**INSTRUCTIONS FOR THE TASK**
Skip the images and return the records below exactly.

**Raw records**
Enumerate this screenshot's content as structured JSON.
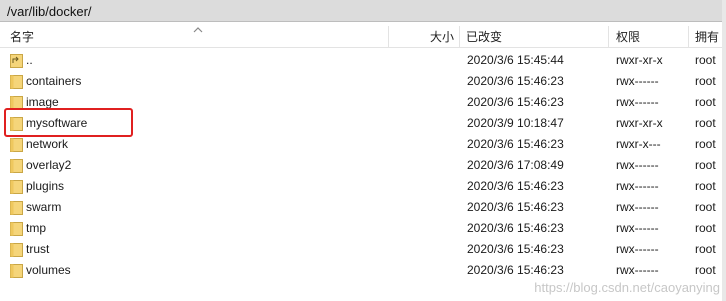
{
  "path": "/var/lib/docker/",
  "columns": {
    "name": "名字",
    "size": "大小",
    "modified": "已改变",
    "permissions": "权限",
    "owner": "拥有"
  },
  "rows": [
    {
      "name": "..",
      "modified": "2020/3/6 15:45:44",
      "permissions": "rwxr-xr-x",
      "owner": "root",
      "icon": "parent-folder-icon"
    },
    {
      "name": "containers",
      "modified": "2020/3/6 15:46:23",
      "permissions": "rwx------",
      "owner": "root",
      "icon": "folder-icon"
    },
    {
      "name": "image",
      "modified": "2020/3/6 15:46:23",
      "permissions": "rwx------",
      "owner": "root",
      "icon": "folder-icon"
    },
    {
      "name": "mysoftware",
      "modified": "2020/3/9 10:18:47",
      "permissions": "rwxr-xr-x",
      "owner": "root",
      "icon": "folder-icon"
    },
    {
      "name": "network",
      "modified": "2020/3/6 15:46:23",
      "permissions": "rwxr-x---",
      "owner": "root",
      "icon": "folder-icon"
    },
    {
      "name": "overlay2",
      "modified": "2020/3/6 17:08:49",
      "permissions": "rwx------",
      "owner": "root",
      "icon": "folder-icon"
    },
    {
      "name": "plugins",
      "modified": "2020/3/6 15:46:23",
      "permissions": "rwx------",
      "owner": "root",
      "icon": "folder-icon"
    },
    {
      "name": "swarm",
      "modified": "2020/3/6 15:46:23",
      "permissions": "rwx------",
      "owner": "root",
      "icon": "folder-icon"
    },
    {
      "name": "tmp",
      "modified": "2020/3/6 15:46:23",
      "permissions": "rwx------",
      "owner": "root",
      "icon": "folder-icon"
    },
    {
      "name": "trust",
      "modified": "2020/3/6 15:46:23",
      "permissions": "rwx------",
      "owner": "root",
      "icon": "folder-icon"
    },
    {
      "name": "volumes",
      "modified": "2020/3/6 15:46:23",
      "permissions": "rwx------",
      "owner": "root",
      "icon": "folder-icon"
    }
  ],
  "watermark": "https://blog.csdn.net/caoyanying",
  "colors": {
    "highlight": "#e02020",
    "folder": "#f5d57a"
  }
}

**RESPONSE**
Enumerate this screenshot's content as structured JSON.
{
  "path": "/var/lib/docker/",
  "columns": {
    "name": "名字",
    "size": "大小",
    "modified": "已改变",
    "permissions": "权限",
    "owner": "拥有"
  },
  "rows": [
    {
      "name": "..",
      "modified": "2020/3/6 15:45:44",
      "permissions": "rwxr-xr-x",
      "owner": "root",
      "icon": "parent-folder-icon"
    },
    {
      "name": "containers",
      "modified": "2020/3/6 15:46:23",
      "permissions": "rwx------",
      "owner": "root",
      "icon": "folder-icon"
    },
    {
      "name": "image",
      "modified": "2020/3/6 15:46:23",
      "permissions": "rwx------",
      "owner": "root",
      "icon": "folder-icon"
    },
    {
      "name": "mysoftware",
      "modified": "2020/3/9 10:18:47",
      "permissions": "rwxr-xr-x",
      "owner": "root",
      "icon": "folder-icon"
    },
    {
      "name": "network",
      "modified": "2020/3/6 15:46:23",
      "permissions": "rwxr-x---",
      "owner": "root",
      "icon": "folder-icon"
    },
    {
      "name": "overlay2",
      "modified": "2020/3/6 17:08:49",
      "permissions": "rwx------",
      "owner": "root",
      "icon": "folder-icon"
    },
    {
      "name": "plugins",
      "modified": "2020/3/6 15:46:23",
      "permissions": "rwx------",
      "owner": "root",
      "icon": "folder-icon"
    },
    {
      "name": "swarm",
      "modified": "2020/3/6 15:46:23",
      "permissions": "rwx------",
      "owner": "root",
      "icon": "folder-icon"
    },
    {
      "name": "tmp",
      "modified": "2020/3/6 15:46:23",
      "permissions": "rwx------",
      "owner": "root",
      "icon": "folder-icon"
    },
    {
      "name": "trust",
      "modified": "2020/3/6 15:46:23",
      "permissions": "rwx------",
      "owner": "root",
      "icon": "folder-icon"
    },
    {
      "name": "volumes",
      "modified": "2020/3/6 15:46:23",
      "permissions": "rwx------",
      "owner": "root",
      "icon": "folder-icon"
    }
  ],
  "watermark": "https://blog.csdn.net/caoyanying",
  "colors": {
    "highlight": "#e02020",
    "folder": "#f5d57a"
  }
}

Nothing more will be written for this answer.